[Figure data in JSON]
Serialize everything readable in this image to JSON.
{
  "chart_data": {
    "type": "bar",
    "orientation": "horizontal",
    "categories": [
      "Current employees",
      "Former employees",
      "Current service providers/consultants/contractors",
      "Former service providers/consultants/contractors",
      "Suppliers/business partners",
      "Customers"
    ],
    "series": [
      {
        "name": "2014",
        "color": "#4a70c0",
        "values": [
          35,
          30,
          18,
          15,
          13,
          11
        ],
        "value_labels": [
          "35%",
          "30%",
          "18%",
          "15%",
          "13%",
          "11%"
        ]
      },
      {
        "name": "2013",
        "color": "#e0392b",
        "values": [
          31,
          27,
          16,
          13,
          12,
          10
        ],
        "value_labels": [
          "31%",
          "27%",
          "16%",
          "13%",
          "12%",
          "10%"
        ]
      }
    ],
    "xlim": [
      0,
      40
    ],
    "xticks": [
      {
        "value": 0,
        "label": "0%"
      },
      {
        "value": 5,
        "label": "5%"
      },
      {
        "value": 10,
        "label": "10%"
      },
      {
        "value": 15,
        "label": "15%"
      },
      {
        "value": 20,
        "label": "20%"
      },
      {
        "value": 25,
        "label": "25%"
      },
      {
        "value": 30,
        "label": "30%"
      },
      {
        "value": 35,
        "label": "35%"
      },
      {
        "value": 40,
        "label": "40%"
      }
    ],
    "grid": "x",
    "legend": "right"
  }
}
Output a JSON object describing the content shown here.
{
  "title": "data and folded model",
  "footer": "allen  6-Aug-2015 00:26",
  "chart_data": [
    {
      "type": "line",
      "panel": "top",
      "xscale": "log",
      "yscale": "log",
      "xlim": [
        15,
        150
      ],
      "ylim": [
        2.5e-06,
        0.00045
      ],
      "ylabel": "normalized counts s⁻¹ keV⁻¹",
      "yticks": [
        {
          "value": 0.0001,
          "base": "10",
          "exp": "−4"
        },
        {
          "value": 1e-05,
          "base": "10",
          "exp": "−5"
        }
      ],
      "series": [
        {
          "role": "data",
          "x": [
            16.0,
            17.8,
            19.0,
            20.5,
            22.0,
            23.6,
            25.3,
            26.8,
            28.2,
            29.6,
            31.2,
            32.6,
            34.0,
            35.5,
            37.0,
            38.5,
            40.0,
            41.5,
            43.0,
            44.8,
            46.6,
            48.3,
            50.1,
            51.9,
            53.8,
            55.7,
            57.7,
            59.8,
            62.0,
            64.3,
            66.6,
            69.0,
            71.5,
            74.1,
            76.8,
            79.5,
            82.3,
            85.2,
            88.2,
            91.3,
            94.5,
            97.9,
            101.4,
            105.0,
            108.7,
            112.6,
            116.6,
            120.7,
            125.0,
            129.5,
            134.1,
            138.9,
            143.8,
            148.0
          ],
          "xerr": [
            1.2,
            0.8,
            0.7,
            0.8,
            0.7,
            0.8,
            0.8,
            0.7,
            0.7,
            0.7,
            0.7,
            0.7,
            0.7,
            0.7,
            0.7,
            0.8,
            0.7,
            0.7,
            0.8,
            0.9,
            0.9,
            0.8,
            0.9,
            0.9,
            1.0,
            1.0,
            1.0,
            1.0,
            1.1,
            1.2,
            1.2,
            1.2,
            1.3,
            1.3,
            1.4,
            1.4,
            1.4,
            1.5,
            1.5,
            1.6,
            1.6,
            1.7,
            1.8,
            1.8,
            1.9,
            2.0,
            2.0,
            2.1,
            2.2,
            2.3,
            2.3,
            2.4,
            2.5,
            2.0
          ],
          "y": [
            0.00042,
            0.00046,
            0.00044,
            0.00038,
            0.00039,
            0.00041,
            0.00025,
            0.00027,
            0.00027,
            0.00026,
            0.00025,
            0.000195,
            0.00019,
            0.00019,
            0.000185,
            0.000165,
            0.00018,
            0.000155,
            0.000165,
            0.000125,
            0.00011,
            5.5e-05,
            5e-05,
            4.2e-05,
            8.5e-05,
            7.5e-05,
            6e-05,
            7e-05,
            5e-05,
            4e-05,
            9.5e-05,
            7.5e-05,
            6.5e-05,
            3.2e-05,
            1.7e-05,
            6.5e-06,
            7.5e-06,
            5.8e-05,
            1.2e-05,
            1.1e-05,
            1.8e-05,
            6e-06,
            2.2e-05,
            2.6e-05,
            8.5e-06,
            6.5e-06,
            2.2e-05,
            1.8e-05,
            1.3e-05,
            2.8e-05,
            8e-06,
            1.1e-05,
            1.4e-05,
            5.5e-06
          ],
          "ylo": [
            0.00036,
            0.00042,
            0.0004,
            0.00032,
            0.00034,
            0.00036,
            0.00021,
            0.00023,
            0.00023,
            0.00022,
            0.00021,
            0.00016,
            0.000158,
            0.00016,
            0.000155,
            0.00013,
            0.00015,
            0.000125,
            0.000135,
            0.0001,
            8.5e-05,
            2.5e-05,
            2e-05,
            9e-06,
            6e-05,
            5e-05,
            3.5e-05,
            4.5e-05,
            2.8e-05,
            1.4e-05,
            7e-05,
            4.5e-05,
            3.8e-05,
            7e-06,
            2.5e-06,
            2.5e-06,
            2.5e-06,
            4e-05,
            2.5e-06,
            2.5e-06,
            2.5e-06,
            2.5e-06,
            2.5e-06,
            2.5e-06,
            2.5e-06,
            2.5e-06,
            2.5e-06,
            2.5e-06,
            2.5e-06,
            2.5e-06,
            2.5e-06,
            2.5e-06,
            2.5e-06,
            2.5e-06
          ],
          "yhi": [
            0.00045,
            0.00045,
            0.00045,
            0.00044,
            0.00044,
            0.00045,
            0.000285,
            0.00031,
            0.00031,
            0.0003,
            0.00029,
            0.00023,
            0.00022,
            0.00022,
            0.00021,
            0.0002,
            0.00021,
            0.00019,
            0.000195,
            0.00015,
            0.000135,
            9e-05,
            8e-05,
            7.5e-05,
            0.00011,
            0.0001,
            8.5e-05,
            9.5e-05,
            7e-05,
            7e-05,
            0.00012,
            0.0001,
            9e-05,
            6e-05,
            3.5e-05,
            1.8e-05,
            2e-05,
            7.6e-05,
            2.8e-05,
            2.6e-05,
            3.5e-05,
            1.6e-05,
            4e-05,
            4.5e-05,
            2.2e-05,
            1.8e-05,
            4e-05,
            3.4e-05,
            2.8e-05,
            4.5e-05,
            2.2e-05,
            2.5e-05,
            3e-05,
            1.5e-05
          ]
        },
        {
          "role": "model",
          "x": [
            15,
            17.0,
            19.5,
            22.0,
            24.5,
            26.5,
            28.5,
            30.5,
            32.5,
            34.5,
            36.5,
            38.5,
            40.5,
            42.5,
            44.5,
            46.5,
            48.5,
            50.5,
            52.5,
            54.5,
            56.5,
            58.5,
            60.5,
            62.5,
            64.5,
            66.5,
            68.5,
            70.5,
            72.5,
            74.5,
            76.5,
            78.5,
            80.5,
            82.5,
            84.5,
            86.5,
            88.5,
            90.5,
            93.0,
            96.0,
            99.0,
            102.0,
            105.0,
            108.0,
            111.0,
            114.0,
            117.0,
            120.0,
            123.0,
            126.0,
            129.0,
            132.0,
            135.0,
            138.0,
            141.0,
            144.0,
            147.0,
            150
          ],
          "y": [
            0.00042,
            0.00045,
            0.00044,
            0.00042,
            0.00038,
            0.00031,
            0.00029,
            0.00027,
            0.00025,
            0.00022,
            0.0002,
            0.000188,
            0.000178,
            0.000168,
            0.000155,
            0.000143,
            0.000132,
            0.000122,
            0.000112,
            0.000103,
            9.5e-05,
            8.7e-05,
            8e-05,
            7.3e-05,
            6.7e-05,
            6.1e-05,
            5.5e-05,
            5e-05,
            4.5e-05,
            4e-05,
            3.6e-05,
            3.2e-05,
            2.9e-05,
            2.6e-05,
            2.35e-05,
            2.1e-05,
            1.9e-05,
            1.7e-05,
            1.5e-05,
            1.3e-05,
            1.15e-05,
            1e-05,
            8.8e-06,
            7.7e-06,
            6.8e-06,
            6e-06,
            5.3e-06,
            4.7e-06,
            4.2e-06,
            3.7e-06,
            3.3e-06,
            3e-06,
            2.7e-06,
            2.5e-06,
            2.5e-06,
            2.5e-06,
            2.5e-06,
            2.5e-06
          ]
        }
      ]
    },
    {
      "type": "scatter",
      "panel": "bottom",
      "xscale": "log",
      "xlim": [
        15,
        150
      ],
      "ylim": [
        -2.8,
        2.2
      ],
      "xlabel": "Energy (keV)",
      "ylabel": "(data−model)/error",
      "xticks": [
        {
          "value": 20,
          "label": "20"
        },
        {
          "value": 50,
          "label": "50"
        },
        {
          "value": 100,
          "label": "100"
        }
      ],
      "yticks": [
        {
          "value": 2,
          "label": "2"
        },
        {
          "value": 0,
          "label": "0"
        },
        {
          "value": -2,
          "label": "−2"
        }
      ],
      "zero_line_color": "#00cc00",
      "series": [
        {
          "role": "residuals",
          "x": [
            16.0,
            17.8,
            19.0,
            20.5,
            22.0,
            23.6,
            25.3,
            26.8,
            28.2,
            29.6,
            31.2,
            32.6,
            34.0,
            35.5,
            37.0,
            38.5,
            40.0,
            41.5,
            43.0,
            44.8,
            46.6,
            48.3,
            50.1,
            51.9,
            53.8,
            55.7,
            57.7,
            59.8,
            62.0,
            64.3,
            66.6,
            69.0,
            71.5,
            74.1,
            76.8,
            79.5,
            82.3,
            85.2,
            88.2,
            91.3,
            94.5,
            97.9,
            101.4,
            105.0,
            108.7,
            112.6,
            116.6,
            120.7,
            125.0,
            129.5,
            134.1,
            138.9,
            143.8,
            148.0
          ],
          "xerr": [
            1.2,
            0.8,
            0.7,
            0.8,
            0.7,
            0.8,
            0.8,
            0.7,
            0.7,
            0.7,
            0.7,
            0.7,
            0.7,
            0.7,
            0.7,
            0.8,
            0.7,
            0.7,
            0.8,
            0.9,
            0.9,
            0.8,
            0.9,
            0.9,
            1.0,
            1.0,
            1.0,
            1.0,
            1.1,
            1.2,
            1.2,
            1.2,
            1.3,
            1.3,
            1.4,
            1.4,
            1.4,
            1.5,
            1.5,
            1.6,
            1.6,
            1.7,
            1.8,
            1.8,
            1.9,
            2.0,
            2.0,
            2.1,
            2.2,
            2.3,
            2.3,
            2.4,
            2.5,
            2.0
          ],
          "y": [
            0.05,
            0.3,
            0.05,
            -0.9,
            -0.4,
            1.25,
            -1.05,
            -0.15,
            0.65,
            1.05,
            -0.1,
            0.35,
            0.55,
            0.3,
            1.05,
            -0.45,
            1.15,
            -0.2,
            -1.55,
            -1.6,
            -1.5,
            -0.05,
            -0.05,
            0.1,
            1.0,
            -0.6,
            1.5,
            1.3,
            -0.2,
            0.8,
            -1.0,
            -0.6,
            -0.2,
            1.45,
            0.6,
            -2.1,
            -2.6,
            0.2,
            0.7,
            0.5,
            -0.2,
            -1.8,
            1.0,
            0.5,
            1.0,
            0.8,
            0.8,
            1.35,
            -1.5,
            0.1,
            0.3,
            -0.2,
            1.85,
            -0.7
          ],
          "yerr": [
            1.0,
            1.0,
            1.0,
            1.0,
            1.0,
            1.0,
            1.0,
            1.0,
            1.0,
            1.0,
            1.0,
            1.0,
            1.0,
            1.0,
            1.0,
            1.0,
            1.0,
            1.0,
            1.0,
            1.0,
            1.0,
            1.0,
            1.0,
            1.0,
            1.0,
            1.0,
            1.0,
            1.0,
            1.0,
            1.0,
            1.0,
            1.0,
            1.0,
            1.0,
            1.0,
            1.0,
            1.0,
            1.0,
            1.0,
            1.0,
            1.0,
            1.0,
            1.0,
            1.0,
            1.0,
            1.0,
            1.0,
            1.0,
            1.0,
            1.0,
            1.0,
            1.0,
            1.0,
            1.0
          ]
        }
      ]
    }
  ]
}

**What is asked**
Show all lines from the data above in which the word "service" appears.

**Exercise solution**
      "Current service providers/consultants/contractors",
      "Former service providers/consultants/contractors",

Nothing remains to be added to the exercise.